* Problem statement:
Every entry below should be transcribed exactly; pictures stay out of the copy.

* Data provided:

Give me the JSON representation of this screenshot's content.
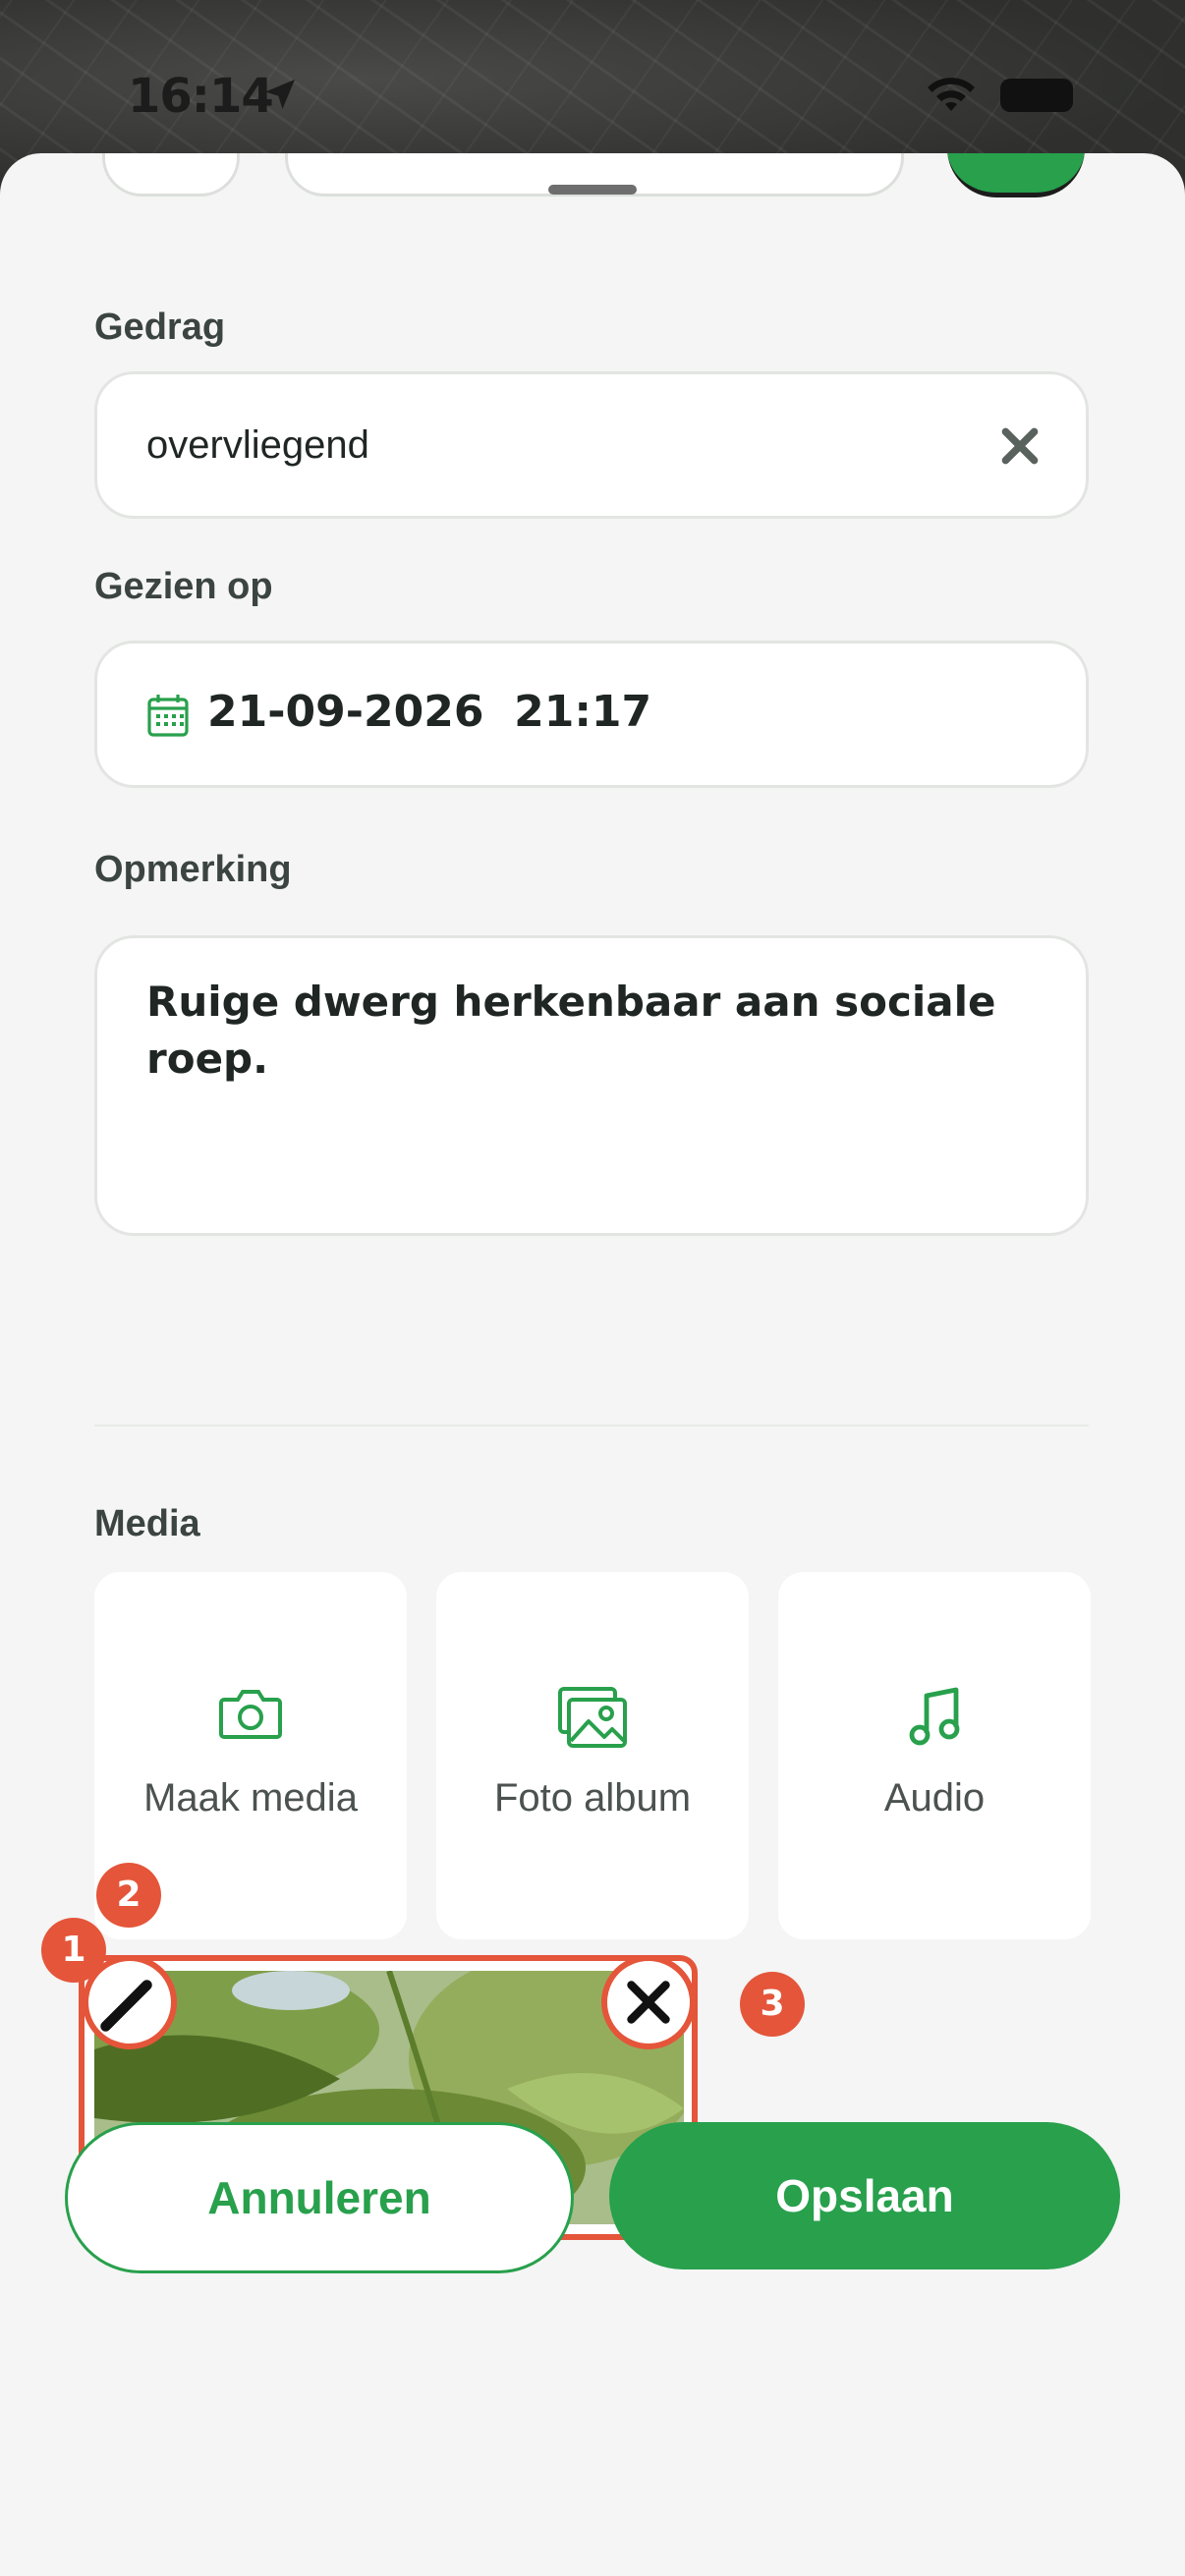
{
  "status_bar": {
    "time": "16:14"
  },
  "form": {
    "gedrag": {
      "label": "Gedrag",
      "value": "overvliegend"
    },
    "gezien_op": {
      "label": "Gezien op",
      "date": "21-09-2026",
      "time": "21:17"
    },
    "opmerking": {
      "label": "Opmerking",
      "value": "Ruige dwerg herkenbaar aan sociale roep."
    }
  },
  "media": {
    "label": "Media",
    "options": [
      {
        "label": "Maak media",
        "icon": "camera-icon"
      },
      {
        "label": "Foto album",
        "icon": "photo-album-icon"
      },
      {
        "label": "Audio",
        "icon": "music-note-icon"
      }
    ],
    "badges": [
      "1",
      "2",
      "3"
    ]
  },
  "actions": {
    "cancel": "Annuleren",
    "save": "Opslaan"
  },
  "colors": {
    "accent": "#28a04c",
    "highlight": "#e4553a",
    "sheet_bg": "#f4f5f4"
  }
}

* Solution to the exercise:
Give me the JSON representation of this screenshot's content.
{
  "status_bar": {
    "time": "16:14"
  },
  "form": {
    "gedrag": {
      "label": "Gedrag",
      "value": "overvliegend"
    },
    "gezien_op": {
      "label": "Gezien op",
      "date": "21-09-2026",
      "time": "21:17"
    },
    "opmerking": {
      "label": "Opmerking",
      "value": "Ruige dwerg herkenbaar aan sociale roep."
    }
  },
  "media": {
    "label": "Media",
    "options": [
      {
        "label": "Maak media",
        "icon": "camera-icon"
      },
      {
        "label": "Foto album",
        "icon": "photo-album-icon"
      },
      {
        "label": "Audio",
        "icon": "music-note-icon"
      }
    ],
    "badges": [
      "1",
      "2",
      "3"
    ]
  },
  "actions": {
    "cancel": "Annuleren",
    "save": "Opslaan"
  },
  "colors": {
    "accent": "#28a04c",
    "highlight": "#e4553a",
    "sheet_bg": "#f4f5f4"
  }
}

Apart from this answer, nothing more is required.